◆ **Problem details**: Copy out each line of the data holding "Compounds".

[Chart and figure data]
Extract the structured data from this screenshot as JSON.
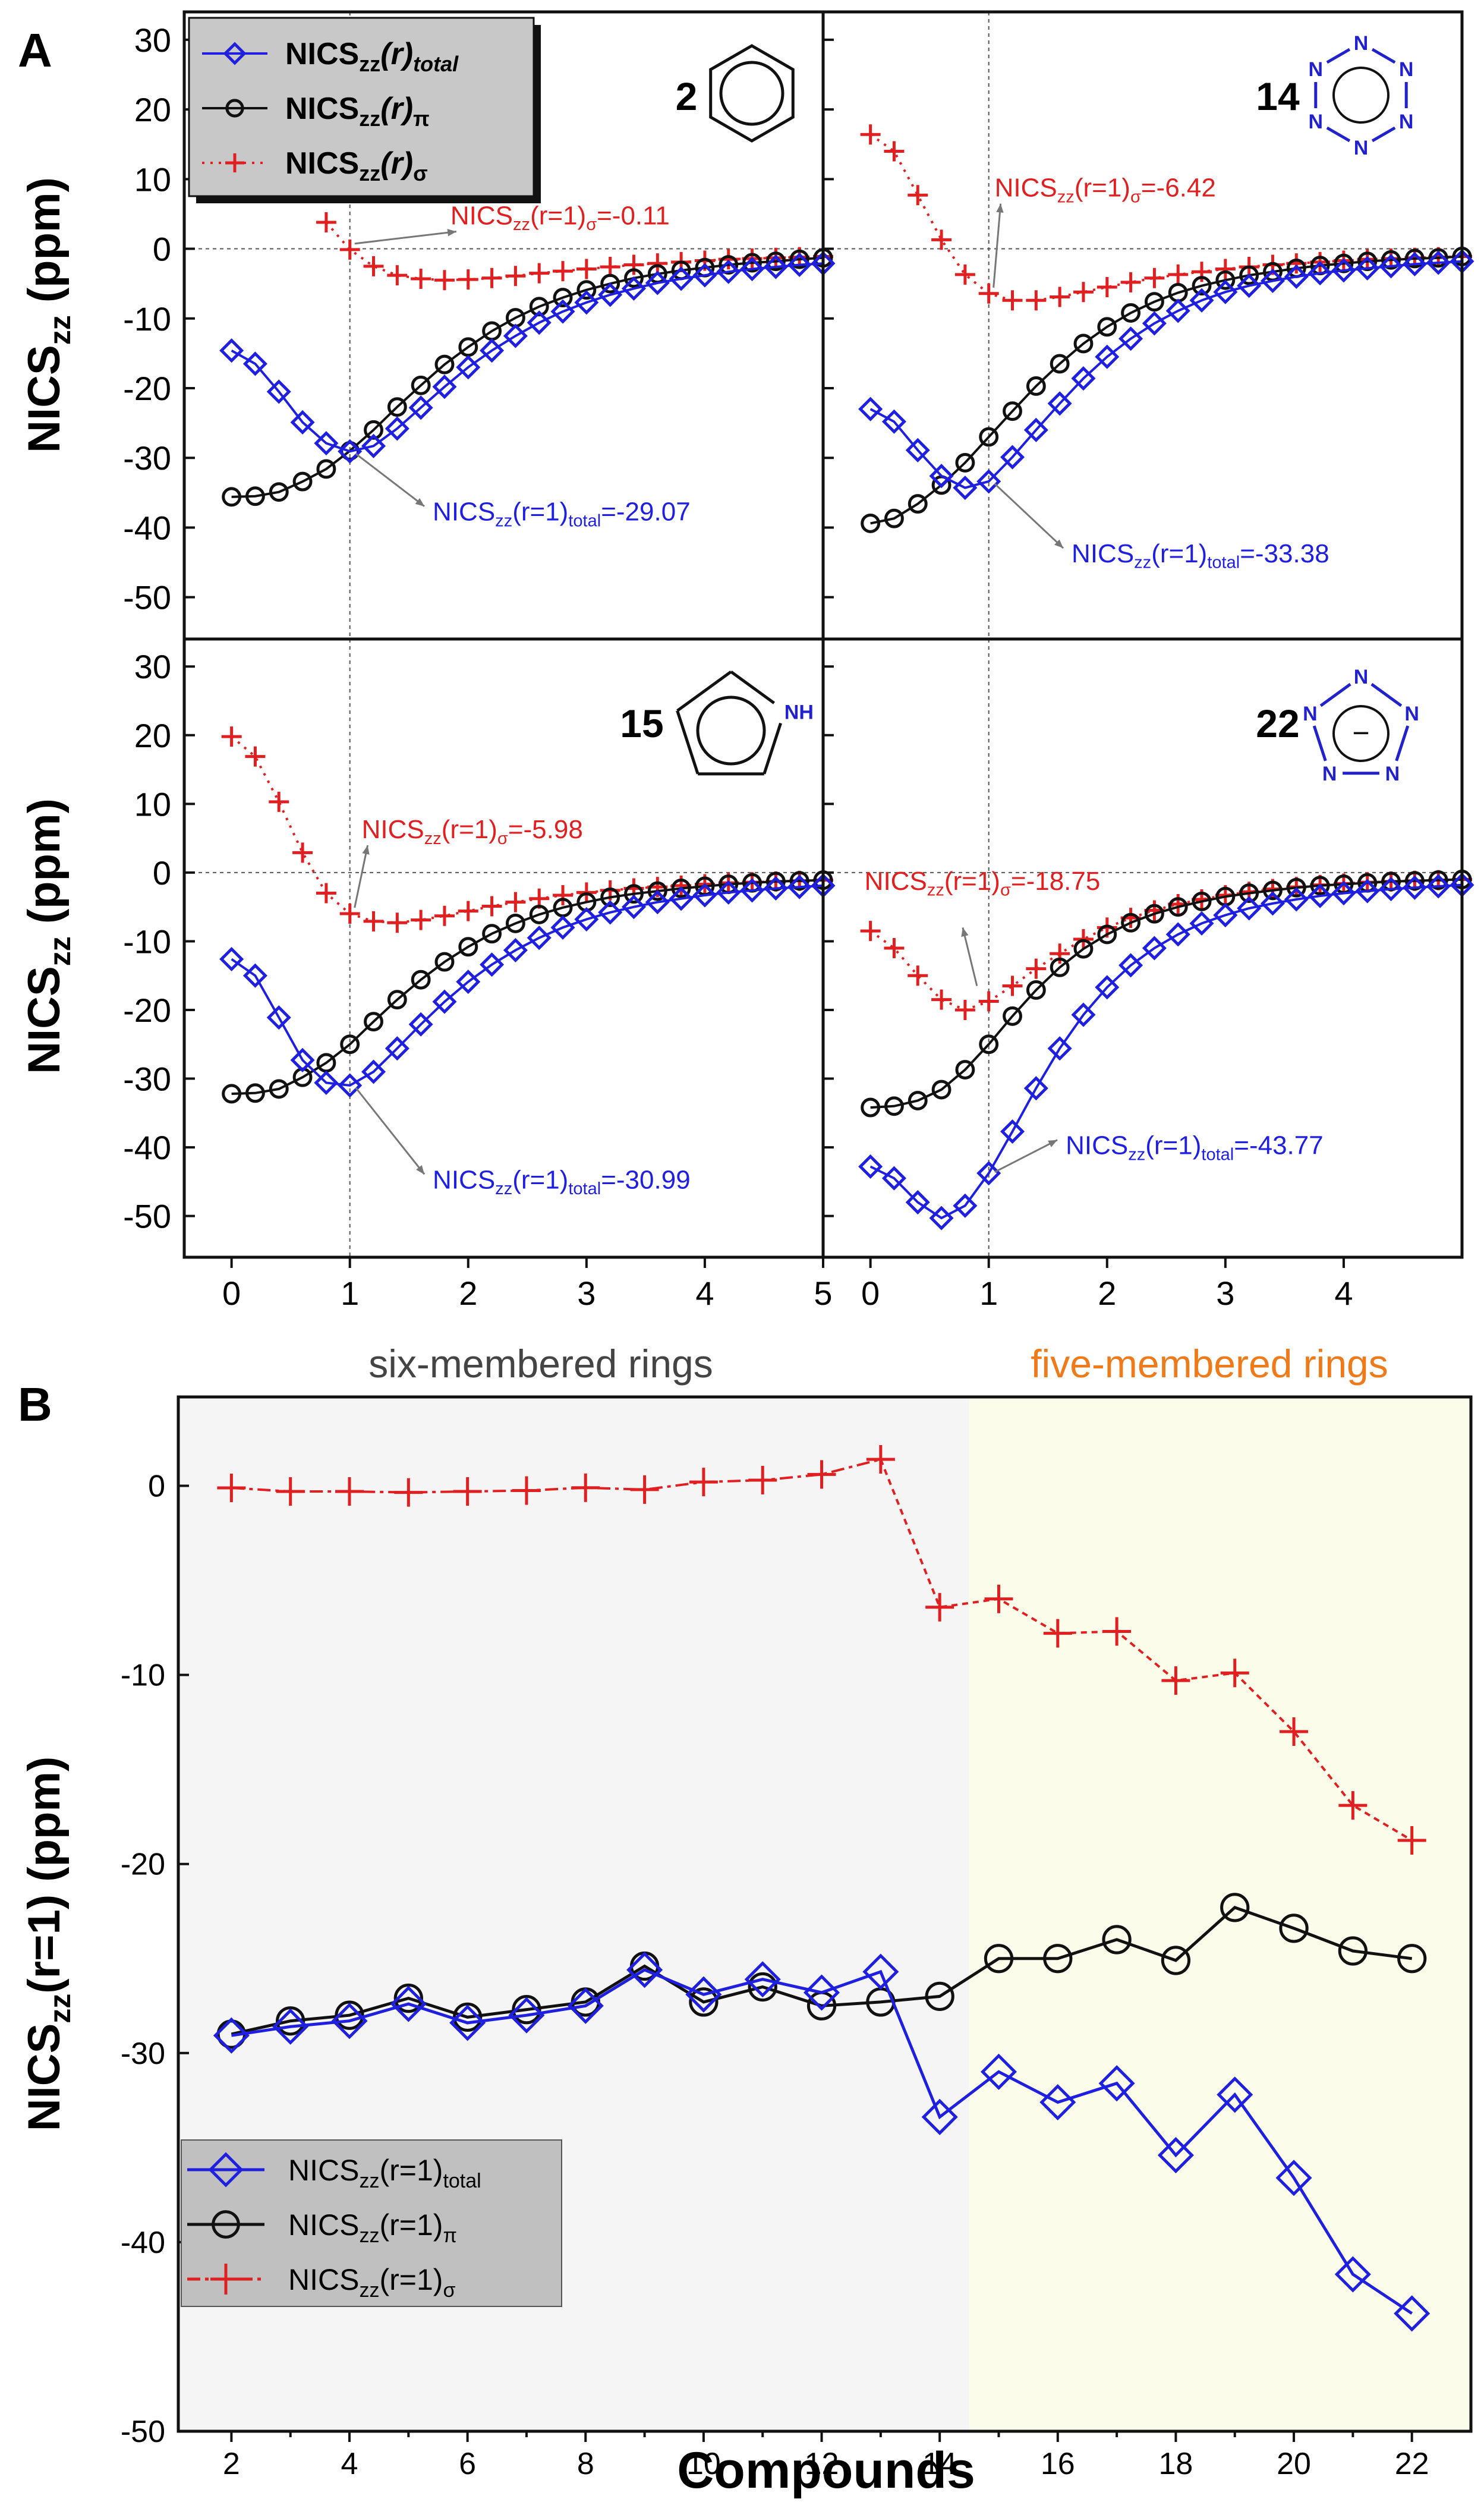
{
  "figure": {
    "panelA_label": "A",
    "panelB_label": "B"
  },
  "colors": {
    "total": "#1f1fe0",
    "pi": "#111111",
    "sigma": "#e02020",
    "six_bg": "#f5f5f5",
    "five_bg": "#fcfcea",
    "section_six": "#444444",
    "section_five": "#ee7a1a"
  },
  "labels": {
    "ylabel_top": "NICSzz (ppm)",
    "ylabel_main": "NICS",
    "ylabel_sub": "zz",
    "ylabel_units": " (ppm)",
    "xlabel_B": "Compounds",
    "ylabel_B_main": "NICS",
    "ylabel_B_sub": "zz",
    "ylabel_B_rest": "(r=1) (ppm)",
    "section_six": "six-membered rings",
    "section_five": "five-membered rings",
    "legendA": [
      {
        "key": "total",
        "main": "NICS",
        "sub": "zz",
        "mid": "(r)",
        "tail": "total"
      },
      {
        "key": "pi",
        "main": "NICS",
        "sub": "zz",
        "mid": "(r)",
        "tail": "π"
      },
      {
        "key": "sigma",
        "main": "NICS",
        "sub": "zz",
        "mid": "(r)",
        "tail": "σ"
      }
    ],
    "legendB": [
      {
        "key": "total",
        "main": "NICS",
        "sub": "zz",
        "mid": "(r=1)",
        "tail": "total"
      },
      {
        "key": "pi",
        "main": "NICS",
        "sub": "zz",
        "mid": "(r=1)",
        "tail": "π"
      },
      {
        "key": "sigma",
        "main": "NICS",
        "sub": "zz",
        "mid": "(r=1)",
        "tail": "σ"
      }
    ],
    "molecule_N": "N",
    "molecule_NH": "NH",
    "molecule_minus": "−"
  },
  "chart_data": [
    {
      "id": "A2",
      "type": "line",
      "compound": "2",
      "structure": "benzene",
      "xlim": [
        -0.4,
        5
      ],
      "ylim": [
        -56,
        34
      ],
      "xticks": [
        0,
        1,
        2,
        3,
        4,
        5
      ],
      "yticks": [
        30,
        20,
        10,
        0,
        -10,
        -20,
        -30,
        -40,
        -50
      ],
      "annotations": [
        {
          "series": "sigma",
          "main": "NICS",
          "sub": "zz",
          "mid": "(r=1)",
          "tail": "σ",
          "value": "=-0.11",
          "x": 1,
          "y": -0.11
        },
        {
          "series": "total",
          "main": "NICS",
          "sub": "zz",
          "mid": "(r=1)",
          "tail": "total",
          "value": "=-29.07",
          "x": 1,
          "y": -29.07
        }
      ],
      "series": [
        {
          "name": "total",
          "x": [
            0,
            0.2,
            0.4,
            0.6,
            0.8,
            1.0,
            1.2,
            1.4,
            1.6,
            1.8,
            2.0,
            2.2,
            2.4,
            2.6,
            2.8,
            3.0,
            3.2,
            3.4,
            3.6,
            3.8,
            4.0,
            4.2,
            4.4,
            4.6,
            4.8,
            5.0
          ],
          "y": [
            -14.6,
            -16.5,
            -20.5,
            -24.9,
            -27.9,
            -29.07,
            -28.3,
            -25.8,
            -22.8,
            -19.8,
            -17.0,
            -14.6,
            -12.5,
            -10.6,
            -9.0,
            -7.7,
            -6.6,
            -5.7,
            -4.9,
            -4.3,
            -3.8,
            -3.3,
            -2.9,
            -2.6,
            -2.3,
            -2.1
          ]
        },
        {
          "name": "pi",
          "x": [
            0,
            0.2,
            0.4,
            0.6,
            0.8,
            1.0,
            1.2,
            1.4,
            1.6,
            1.8,
            2.0,
            2.2,
            2.4,
            2.6,
            2.8,
            3.0,
            3.2,
            3.4,
            3.6,
            3.8,
            4.0,
            4.2,
            4.4,
            4.6,
            4.8,
            5.0
          ],
          "y": [
            -35.6,
            -35.5,
            -34.9,
            -33.4,
            -31.6,
            -29.0,
            -26.0,
            -22.7,
            -19.6,
            -16.6,
            -14.1,
            -11.8,
            -9.9,
            -8.3,
            -7.0,
            -5.9,
            -5.0,
            -4.2,
            -3.6,
            -3.1,
            -2.7,
            -2.3,
            -2.0,
            -1.8,
            -1.5,
            -1.3
          ]
        },
        {
          "name": "sigma",
          "x": [
            0.8,
            1.0,
            1.2,
            1.4,
            1.6,
            1.8,
            2.0,
            2.2,
            2.4,
            2.6,
            2.8,
            3.0,
            3.2,
            3.4,
            3.6,
            3.8,
            4.0,
            4.2,
            4.4,
            4.6,
            4.8,
            5.0
          ],
          "y": [
            3.8,
            -0.11,
            -2.5,
            -3.8,
            -4.3,
            -4.5,
            -4.4,
            -4.2,
            -3.9,
            -3.5,
            -3.2,
            -2.9,
            -2.6,
            -2.3,
            -2.1,
            -1.9,
            -1.7,
            -1.5,
            -1.4,
            -1.3,
            -1.2,
            -1.1
          ]
        }
      ]
    },
    {
      "id": "A14",
      "type": "line",
      "compound": "14",
      "structure": "hexazine",
      "xlim": [
        -0.4,
        5
      ],
      "ylim": [
        -56,
        34
      ],
      "xticks": [
        0,
        1,
        2,
        3,
        4
      ],
      "yticks": [
        30,
        20,
        10,
        0,
        -10,
        -20,
        -30,
        -40,
        -50
      ],
      "annotations": [
        {
          "series": "sigma",
          "main": "NICS",
          "sub": "zz",
          "mid": "(r=1)",
          "tail": "σ",
          "value": "=-6.42",
          "x": 1,
          "y": -6.42
        },
        {
          "series": "total",
          "main": "NICS",
          "sub": "zz",
          "mid": "(r=1)",
          "tail": "total",
          "value": "=-33.38",
          "x": 1,
          "y": -33.38
        }
      ],
      "series": [
        {
          "name": "total",
          "x": [
            0,
            0.2,
            0.4,
            0.6,
            0.8,
            1.0,
            1.2,
            1.4,
            1.6,
            1.8,
            2.0,
            2.2,
            2.4,
            2.6,
            2.8,
            3.0,
            3.2,
            3.4,
            3.6,
            3.8,
            4.0,
            4.2,
            4.4,
            4.6,
            4.8,
            5.0
          ],
          "y": [
            -23.0,
            -24.8,
            -28.9,
            -32.6,
            -34.3,
            -33.38,
            -29.9,
            -26.0,
            -22.2,
            -18.6,
            -15.5,
            -12.9,
            -10.7,
            -8.9,
            -7.4,
            -6.2,
            -5.3,
            -4.6,
            -4.0,
            -3.5,
            -3.1,
            -2.8,
            -2.5,
            -2.2,
            -2.0,
            -1.8
          ]
        },
        {
          "name": "pi",
          "x": [
            0,
            0.2,
            0.4,
            0.6,
            0.8,
            1.0,
            1.2,
            1.4,
            1.6,
            1.8,
            2.0,
            2.2,
            2.4,
            2.6,
            2.8,
            3.0,
            3.2,
            3.4,
            3.6,
            3.8,
            4.0,
            4.2,
            4.4,
            4.6,
            4.8,
            5.0
          ],
          "y": [
            -39.4,
            -38.7,
            -36.6,
            -33.9,
            -30.7,
            -27.0,
            -23.3,
            -19.7,
            -16.5,
            -13.6,
            -11.2,
            -9.2,
            -7.6,
            -6.3,
            -5.3,
            -4.5,
            -3.8,
            -3.3,
            -2.8,
            -2.4,
            -2.1,
            -1.8,
            -1.6,
            -1.4,
            -1.3,
            -1.1
          ]
        },
        {
          "name": "sigma",
          "x": [
            0,
            0.2,
            0.4,
            0.6,
            0.8,
            1.0,
            1.2,
            1.4,
            1.6,
            1.8,
            2.0,
            2.2,
            2.4,
            2.6,
            2.8,
            3.0,
            3.2,
            3.4,
            3.6,
            3.8,
            4.0,
            4.2,
            4.4,
            4.6,
            4.8,
            5.0
          ],
          "y": [
            16.4,
            14.0,
            7.7,
            1.3,
            -3.7,
            -6.42,
            -7.4,
            -7.4,
            -6.9,
            -6.2,
            -5.5,
            -4.8,
            -4.2,
            -3.7,
            -3.3,
            -2.9,
            -2.6,
            -2.3,
            -2.1,
            -1.9,
            -1.7,
            -1.5,
            -1.4,
            -1.3,
            -1.2,
            -1.1
          ]
        }
      ]
    },
    {
      "id": "A15",
      "type": "line",
      "compound": "15",
      "structure": "pyrrole",
      "xlim": [
        -0.4,
        5
      ],
      "ylim": [
        -56,
        34
      ],
      "xticks": [
        0,
        1,
        2,
        3,
        4,
        5
      ],
      "yticks": [
        30,
        20,
        10,
        0,
        -10,
        -20,
        -30,
        -40,
        -50
      ],
      "annotations": [
        {
          "series": "sigma",
          "main": "NICS",
          "sub": "zz",
          "mid": "(r=1)",
          "tail": "σ",
          "value": "=-5.98",
          "x": 1,
          "y": -5.98
        },
        {
          "series": "total",
          "main": "NICS",
          "sub": "zz",
          "mid": "(r=1)",
          "tail": "total",
          "value": "=-30.99",
          "x": 1,
          "y": -30.99
        }
      ],
      "series": [
        {
          "name": "total",
          "x": [
            0,
            0.2,
            0.4,
            0.6,
            0.8,
            1.0,
            1.2,
            1.4,
            1.6,
            1.8,
            2.0,
            2.2,
            2.4,
            2.6,
            2.8,
            3.0,
            3.2,
            3.4,
            3.6,
            3.8,
            4.0,
            4.2,
            4.4,
            4.6,
            4.8,
            5.0
          ],
          "y": [
            -12.6,
            -15.0,
            -21.1,
            -27.3,
            -30.6,
            -30.99,
            -29.0,
            -25.6,
            -22.1,
            -18.8,
            -15.9,
            -13.4,
            -11.3,
            -9.5,
            -8.0,
            -6.8,
            -5.8,
            -5.0,
            -4.3,
            -3.8,
            -3.3,
            -2.9,
            -2.6,
            -2.3,
            -2.1,
            -1.9
          ]
        },
        {
          "name": "pi",
          "x": [
            0,
            0.2,
            0.4,
            0.6,
            0.8,
            1.0,
            1.2,
            1.4,
            1.6,
            1.8,
            2.0,
            2.2,
            2.4,
            2.6,
            2.8,
            3.0,
            3.2,
            3.4,
            3.6,
            3.8,
            4.0,
            4.2,
            4.4,
            4.6,
            4.8,
            5.0
          ],
          "y": [
            -32.2,
            -32.1,
            -31.5,
            -29.8,
            -27.7,
            -25.0,
            -21.7,
            -18.5,
            -15.6,
            -13.0,
            -10.8,
            -8.9,
            -7.4,
            -6.1,
            -5.1,
            -4.3,
            -3.6,
            -3.1,
            -2.7,
            -2.3,
            -2.0,
            -1.7,
            -1.5,
            -1.3,
            -1.2,
            -1.1
          ]
        },
        {
          "name": "sigma",
          "x": [
            0,
            0.2,
            0.4,
            0.6,
            0.8,
            1.0,
            1.2,
            1.4,
            1.6,
            1.8,
            2.0,
            2.2,
            2.4,
            2.6,
            2.8,
            3.0,
            3.2,
            3.4,
            3.6,
            3.8,
            4.0,
            4.2,
            4.4,
            4.6,
            4.8,
            5.0
          ],
          "y": [
            19.8,
            16.9,
            10.3,
            2.9,
            -3.0,
            -5.98,
            -7.1,
            -7.3,
            -6.9,
            -6.3,
            -5.6,
            -4.9,
            -4.3,
            -3.8,
            -3.3,
            -2.9,
            -2.6,
            -2.3,
            -2.1,
            -1.9,
            -1.7,
            -1.5,
            -1.4,
            -1.3,
            -1.2,
            -1.1
          ]
        }
      ]
    },
    {
      "id": "A22",
      "type": "line",
      "compound": "22",
      "structure": "pentazolate",
      "xlim": [
        -0.4,
        5
      ],
      "ylim": [
        -56,
        34
      ],
      "xticks": [
        0,
        1,
        2,
        3,
        4
      ],
      "yticks": [
        30,
        20,
        10,
        0,
        -10,
        -20,
        -30,
        -40,
        -50
      ],
      "annotations": [
        {
          "series": "sigma",
          "main": "NICS",
          "sub": "zz",
          "mid": "(r=1)",
          "tail": "σ",
          "value": "=-18.75",
          "x": 1,
          "y": -18.75
        },
        {
          "series": "total",
          "main": "NICS",
          "sub": "zz",
          "mid": "(r=1)",
          "tail": "total",
          "value": "=-43.77",
          "x": 1,
          "y": -43.77
        }
      ],
      "series": [
        {
          "name": "total",
          "x": [
            0,
            0.2,
            0.4,
            0.6,
            0.8,
            1.0,
            1.2,
            1.4,
            1.6,
            1.8,
            2.0,
            2.2,
            2.4,
            2.6,
            2.8,
            3.0,
            3.2,
            3.4,
            3.6,
            3.8,
            4.0,
            4.2,
            4.4,
            4.6,
            4.8,
            5.0
          ],
          "y": [
            -42.8,
            -44.5,
            -48.0,
            -50.3,
            -48.5,
            -43.77,
            -37.7,
            -31.4,
            -25.6,
            -20.7,
            -16.7,
            -13.5,
            -11.0,
            -9.0,
            -7.4,
            -6.2,
            -5.2,
            -4.5,
            -3.9,
            -3.4,
            -3.0,
            -2.7,
            -2.4,
            -2.2,
            -2.0,
            -1.8
          ]
        },
        {
          "name": "pi",
          "x": [
            0,
            0.2,
            0.4,
            0.6,
            0.8,
            1.0,
            1.2,
            1.4,
            1.6,
            1.8,
            2.0,
            2.2,
            2.4,
            2.6,
            2.8,
            3.0,
            3.2,
            3.4,
            3.6,
            3.8,
            4.0,
            4.2,
            4.4,
            4.6,
            4.8,
            5.0
          ],
          "y": [
            -34.2,
            -34.0,
            -33.2,
            -31.6,
            -28.7,
            -25.0,
            -20.9,
            -17.1,
            -13.8,
            -11.1,
            -9.0,
            -7.3,
            -6.0,
            -5.0,
            -4.2,
            -3.5,
            -3.0,
            -2.6,
            -2.2,
            -1.9,
            -1.7,
            -1.5,
            -1.3,
            -1.2,
            -1.1,
            -1.0
          ]
        },
        {
          "name": "sigma",
          "x": [
            0,
            0.2,
            0.4,
            0.6,
            0.8,
            1.0,
            1.2,
            1.4,
            1.6,
            1.8,
            2.0,
            2.2,
            2.4,
            2.6,
            2.8,
            3.0,
            3.2,
            3.4,
            3.6,
            3.8,
            4.0,
            4.2,
            4.4,
            4.6,
            4.8,
            5.0
          ],
          "y": [
            -8.5,
            -11.0,
            -15.0,
            -18.5,
            -20.0,
            -18.75,
            -16.5,
            -14.0,
            -11.8,
            -9.7,
            -8.0,
            -6.6,
            -5.5,
            -4.6,
            -3.9,
            -3.3,
            -2.8,
            -2.4,
            -2.1,
            -1.8,
            -1.6,
            -1.4,
            -1.3,
            -1.2,
            -1.1,
            -1.0
          ]
        }
      ]
    },
    {
      "id": "B",
      "type": "line",
      "title": "",
      "xlabel": "Compounds",
      "ylabel": "NICSzz(r=1) (ppm)",
      "xlim": [
        1.1,
        23.0
      ],
      "ylim": [
        -50,
        4.7
      ],
      "xticks": [
        2,
        4,
        6,
        8,
        10,
        12,
        14,
        16,
        18,
        20,
        22
      ],
      "yticks": [
        0,
        -10,
        -20,
        -30,
        -40,
        -50
      ],
      "categories": [
        2,
        3,
        4,
        5,
        6,
        7,
        8,
        9,
        10,
        11,
        12,
        13,
        14,
        15,
        16,
        17,
        18,
        19,
        20,
        21,
        22
      ],
      "series": [
        {
          "name": "total",
          "values": [
            -29.07,
            -28.6,
            -28.3,
            -27.4,
            -28.4,
            -28.0,
            -27.5,
            -25.6,
            -26.9,
            -26.1,
            -26.8,
            -25.7,
            -33.38,
            -30.99,
            -32.6,
            -31.6,
            -35.4,
            -32.2,
            -36.6,
            -41.7,
            -43.77
          ]
        },
        {
          "name": "pi",
          "values": [
            -29.0,
            -28.3,
            -28.0,
            -27.1,
            -28.1,
            -27.7,
            -27.3,
            -25.4,
            -27.3,
            -26.5,
            -27.5,
            -27.3,
            -27.0,
            -25.0,
            -25.0,
            -24.0,
            -25.1,
            -22.3,
            -23.4,
            -24.6,
            -25.0
          ]
        },
        {
          "name": "sigma",
          "values": [
            -0.11,
            -0.3,
            -0.3,
            -0.35,
            -0.3,
            -0.25,
            -0.1,
            -0.2,
            0.2,
            0.3,
            0.6,
            1.4,
            -6.42,
            -5.98,
            -7.8,
            -7.7,
            -10.3,
            -9.9,
            -13.0,
            -16.9,
            -18.75
          ]
        }
      ],
      "regions": [
        {
          "name": "six",
          "from": 1.1,
          "to": 14.5
        },
        {
          "name": "five",
          "from": 14.5,
          "to": 23.0
        }
      ]
    }
  ]
}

◆ **Task solution**:
    "xlabel_B": "Compounds",
      "xlabel": "Compounds",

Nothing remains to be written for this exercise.